▶ _REQUIREMENTS_
Reproduce every line in the listing that contains the word "掌握传统单反相机和数码相机的使用方法".

start

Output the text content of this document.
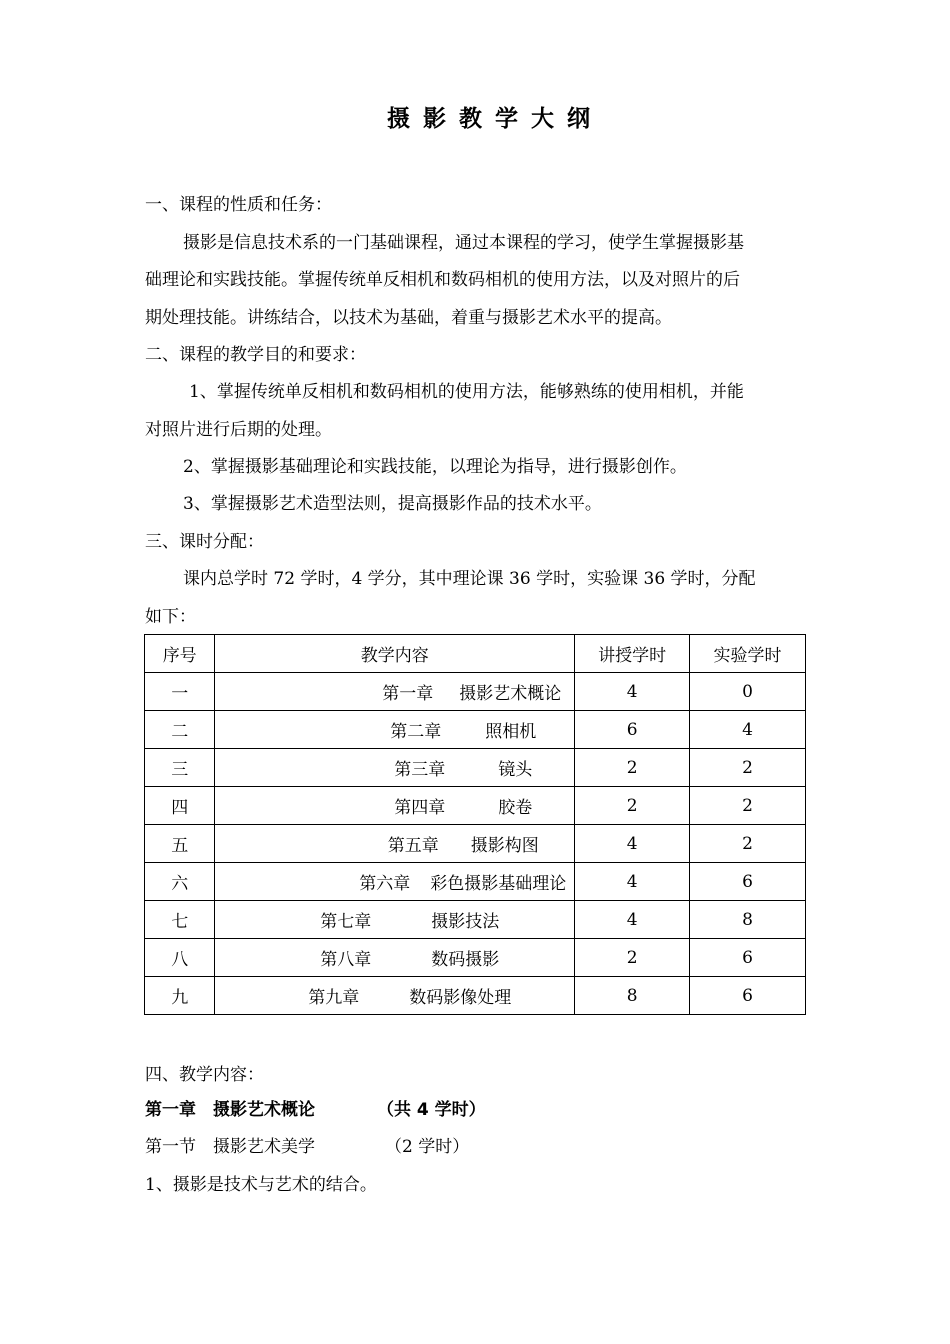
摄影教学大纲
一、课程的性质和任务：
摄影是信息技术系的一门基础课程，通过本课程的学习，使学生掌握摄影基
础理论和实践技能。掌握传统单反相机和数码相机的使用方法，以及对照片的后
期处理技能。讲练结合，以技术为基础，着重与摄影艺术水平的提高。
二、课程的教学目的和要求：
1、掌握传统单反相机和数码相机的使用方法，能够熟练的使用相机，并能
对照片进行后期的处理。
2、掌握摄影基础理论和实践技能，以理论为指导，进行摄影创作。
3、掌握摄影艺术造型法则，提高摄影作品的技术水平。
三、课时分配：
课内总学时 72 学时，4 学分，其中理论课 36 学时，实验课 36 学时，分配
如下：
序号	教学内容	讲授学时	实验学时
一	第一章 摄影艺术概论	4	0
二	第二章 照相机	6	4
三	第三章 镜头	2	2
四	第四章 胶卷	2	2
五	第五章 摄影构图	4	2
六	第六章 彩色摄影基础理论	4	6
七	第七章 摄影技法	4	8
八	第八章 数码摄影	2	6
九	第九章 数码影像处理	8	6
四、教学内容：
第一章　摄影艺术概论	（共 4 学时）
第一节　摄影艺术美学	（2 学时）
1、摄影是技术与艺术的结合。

end

▶ _FULL ANSWER_
础理论和实践技能。掌握传统单反相机和数码相机的使用方法，以及对照片的后
1、掌握传统单反相机和数码相机的使用方法，能够熟练的使用相机，并能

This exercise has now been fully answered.